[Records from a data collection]
Segment Open
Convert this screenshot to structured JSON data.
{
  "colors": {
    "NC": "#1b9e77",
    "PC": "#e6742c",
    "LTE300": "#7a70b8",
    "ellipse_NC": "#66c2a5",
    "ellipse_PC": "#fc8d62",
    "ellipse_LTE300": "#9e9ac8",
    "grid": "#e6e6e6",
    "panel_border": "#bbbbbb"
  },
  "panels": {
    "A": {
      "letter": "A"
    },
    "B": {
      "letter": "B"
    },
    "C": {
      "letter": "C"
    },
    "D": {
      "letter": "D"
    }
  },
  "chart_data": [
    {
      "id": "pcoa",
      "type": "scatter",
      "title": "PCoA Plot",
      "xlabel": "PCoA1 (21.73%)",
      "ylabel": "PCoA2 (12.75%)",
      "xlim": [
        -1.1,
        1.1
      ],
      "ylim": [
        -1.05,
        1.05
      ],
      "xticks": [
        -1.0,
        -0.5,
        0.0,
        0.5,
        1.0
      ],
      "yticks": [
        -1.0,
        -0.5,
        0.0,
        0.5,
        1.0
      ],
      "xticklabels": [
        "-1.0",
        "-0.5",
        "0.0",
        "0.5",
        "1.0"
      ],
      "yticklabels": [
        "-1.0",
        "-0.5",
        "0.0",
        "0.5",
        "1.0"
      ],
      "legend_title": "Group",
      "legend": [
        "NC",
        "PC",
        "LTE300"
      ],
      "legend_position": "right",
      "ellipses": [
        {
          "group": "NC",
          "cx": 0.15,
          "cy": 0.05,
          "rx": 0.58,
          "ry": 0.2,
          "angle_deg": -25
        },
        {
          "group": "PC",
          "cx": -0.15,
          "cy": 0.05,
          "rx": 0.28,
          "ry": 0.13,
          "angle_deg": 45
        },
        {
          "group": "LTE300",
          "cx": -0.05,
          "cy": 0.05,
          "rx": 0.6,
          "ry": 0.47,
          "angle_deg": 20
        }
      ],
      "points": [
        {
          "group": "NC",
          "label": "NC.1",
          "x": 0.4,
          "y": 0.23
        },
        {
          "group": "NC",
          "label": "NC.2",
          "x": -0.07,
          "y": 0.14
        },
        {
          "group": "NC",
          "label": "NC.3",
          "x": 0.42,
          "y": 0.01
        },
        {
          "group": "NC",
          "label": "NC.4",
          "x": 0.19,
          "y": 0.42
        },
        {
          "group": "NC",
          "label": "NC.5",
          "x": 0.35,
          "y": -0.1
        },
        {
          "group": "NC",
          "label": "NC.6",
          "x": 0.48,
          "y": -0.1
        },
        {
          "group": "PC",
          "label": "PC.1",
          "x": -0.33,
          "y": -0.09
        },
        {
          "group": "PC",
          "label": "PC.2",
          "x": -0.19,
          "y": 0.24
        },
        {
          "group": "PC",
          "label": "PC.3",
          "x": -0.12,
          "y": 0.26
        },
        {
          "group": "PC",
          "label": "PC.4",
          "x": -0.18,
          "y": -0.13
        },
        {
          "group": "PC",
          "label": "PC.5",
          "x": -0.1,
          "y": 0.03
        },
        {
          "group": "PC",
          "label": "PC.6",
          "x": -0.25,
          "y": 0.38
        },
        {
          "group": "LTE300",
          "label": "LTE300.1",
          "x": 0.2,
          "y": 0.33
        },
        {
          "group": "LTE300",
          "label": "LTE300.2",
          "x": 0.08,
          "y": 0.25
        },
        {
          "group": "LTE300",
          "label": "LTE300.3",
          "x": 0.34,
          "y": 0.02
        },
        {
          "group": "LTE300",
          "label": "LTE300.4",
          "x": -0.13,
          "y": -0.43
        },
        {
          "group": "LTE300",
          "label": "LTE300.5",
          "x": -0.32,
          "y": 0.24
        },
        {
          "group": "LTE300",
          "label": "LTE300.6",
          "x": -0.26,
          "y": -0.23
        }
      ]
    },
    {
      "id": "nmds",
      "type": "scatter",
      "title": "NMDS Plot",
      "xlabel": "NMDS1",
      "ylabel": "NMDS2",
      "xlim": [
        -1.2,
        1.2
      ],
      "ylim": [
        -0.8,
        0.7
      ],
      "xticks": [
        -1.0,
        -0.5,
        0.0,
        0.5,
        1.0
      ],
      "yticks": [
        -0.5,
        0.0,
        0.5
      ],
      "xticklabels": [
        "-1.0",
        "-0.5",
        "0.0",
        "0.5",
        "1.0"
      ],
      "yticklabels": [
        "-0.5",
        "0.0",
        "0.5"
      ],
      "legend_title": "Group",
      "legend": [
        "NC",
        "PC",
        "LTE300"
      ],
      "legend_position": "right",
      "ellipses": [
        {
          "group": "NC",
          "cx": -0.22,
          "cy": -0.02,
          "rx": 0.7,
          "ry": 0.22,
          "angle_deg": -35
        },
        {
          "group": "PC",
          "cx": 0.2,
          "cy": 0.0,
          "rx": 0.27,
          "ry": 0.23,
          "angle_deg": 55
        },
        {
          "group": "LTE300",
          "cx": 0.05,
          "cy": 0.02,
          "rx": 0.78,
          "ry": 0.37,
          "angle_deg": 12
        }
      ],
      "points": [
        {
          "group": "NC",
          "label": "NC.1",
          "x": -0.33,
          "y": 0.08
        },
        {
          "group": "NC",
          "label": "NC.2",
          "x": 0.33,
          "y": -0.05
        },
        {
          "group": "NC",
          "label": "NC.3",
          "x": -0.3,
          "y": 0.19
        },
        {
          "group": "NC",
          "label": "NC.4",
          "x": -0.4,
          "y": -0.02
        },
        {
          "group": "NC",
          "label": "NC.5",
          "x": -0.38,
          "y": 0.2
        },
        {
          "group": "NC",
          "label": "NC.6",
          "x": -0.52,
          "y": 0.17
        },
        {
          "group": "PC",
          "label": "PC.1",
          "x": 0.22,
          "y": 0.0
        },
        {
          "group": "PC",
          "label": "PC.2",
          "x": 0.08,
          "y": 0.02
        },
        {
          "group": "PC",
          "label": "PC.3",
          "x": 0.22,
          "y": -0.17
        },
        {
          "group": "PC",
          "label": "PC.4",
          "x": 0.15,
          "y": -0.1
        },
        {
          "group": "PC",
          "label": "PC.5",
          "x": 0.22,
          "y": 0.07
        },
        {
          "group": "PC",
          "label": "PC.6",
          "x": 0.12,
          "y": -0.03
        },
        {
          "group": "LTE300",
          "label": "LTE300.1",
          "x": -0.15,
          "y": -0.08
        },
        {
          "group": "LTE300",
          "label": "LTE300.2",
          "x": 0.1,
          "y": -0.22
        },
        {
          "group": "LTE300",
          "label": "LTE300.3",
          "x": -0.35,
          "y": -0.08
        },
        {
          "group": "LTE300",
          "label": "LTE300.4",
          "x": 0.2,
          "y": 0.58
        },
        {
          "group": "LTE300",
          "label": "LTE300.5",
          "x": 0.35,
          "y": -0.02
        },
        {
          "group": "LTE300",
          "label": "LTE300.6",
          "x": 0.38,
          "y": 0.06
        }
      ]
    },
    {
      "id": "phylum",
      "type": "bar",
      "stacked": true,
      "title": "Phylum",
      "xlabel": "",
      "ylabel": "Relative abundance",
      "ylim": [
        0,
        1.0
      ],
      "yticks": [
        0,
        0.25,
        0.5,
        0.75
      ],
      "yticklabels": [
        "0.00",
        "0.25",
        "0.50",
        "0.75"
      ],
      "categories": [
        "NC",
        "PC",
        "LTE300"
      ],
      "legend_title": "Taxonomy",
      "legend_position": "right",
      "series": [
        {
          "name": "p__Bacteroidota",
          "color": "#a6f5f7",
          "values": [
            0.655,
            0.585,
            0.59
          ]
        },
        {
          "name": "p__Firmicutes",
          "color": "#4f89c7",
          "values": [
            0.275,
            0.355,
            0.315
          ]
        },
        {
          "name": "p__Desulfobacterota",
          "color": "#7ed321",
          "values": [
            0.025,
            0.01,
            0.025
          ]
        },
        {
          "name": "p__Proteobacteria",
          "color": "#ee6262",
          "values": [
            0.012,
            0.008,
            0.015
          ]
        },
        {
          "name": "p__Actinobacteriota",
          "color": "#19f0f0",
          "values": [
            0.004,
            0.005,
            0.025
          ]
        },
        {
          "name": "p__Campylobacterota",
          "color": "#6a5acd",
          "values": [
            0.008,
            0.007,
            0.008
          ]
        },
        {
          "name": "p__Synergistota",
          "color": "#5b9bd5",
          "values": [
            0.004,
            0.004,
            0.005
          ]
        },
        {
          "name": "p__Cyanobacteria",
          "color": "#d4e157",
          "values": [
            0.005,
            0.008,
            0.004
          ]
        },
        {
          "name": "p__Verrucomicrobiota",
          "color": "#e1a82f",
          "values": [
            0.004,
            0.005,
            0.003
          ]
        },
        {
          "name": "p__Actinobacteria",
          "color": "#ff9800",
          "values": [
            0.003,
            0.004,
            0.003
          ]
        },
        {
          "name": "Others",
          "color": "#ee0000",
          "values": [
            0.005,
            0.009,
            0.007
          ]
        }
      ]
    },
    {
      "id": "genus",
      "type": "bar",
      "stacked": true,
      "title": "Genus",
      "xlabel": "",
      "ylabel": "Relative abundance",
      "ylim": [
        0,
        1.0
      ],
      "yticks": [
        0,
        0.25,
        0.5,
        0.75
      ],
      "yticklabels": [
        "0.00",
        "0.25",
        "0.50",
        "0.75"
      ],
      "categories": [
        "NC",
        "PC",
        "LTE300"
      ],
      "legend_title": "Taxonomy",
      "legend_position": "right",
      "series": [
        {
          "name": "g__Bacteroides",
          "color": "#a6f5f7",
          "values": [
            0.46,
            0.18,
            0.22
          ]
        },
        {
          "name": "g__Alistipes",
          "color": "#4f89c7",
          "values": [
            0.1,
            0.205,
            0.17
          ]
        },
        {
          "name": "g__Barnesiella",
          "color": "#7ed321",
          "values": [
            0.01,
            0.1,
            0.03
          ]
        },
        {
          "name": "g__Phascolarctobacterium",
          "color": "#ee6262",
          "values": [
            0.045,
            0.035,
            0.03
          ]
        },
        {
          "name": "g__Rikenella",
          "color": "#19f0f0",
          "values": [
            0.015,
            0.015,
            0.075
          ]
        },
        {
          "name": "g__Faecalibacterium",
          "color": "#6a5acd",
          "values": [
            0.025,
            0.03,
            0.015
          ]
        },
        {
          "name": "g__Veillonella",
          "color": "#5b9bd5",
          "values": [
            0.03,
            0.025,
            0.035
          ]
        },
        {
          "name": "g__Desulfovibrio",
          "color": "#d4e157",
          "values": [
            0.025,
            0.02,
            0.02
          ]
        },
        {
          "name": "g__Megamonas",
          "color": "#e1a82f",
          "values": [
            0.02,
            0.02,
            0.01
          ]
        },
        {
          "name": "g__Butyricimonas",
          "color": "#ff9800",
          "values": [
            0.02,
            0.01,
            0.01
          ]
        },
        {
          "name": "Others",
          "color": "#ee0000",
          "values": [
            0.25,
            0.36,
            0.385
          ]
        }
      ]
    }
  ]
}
Segment Closed
- **Directions**
Some lines of the records may hold the word "ylabel". How many do? Answer with a number and nothing else.

- **Completed exercise**
4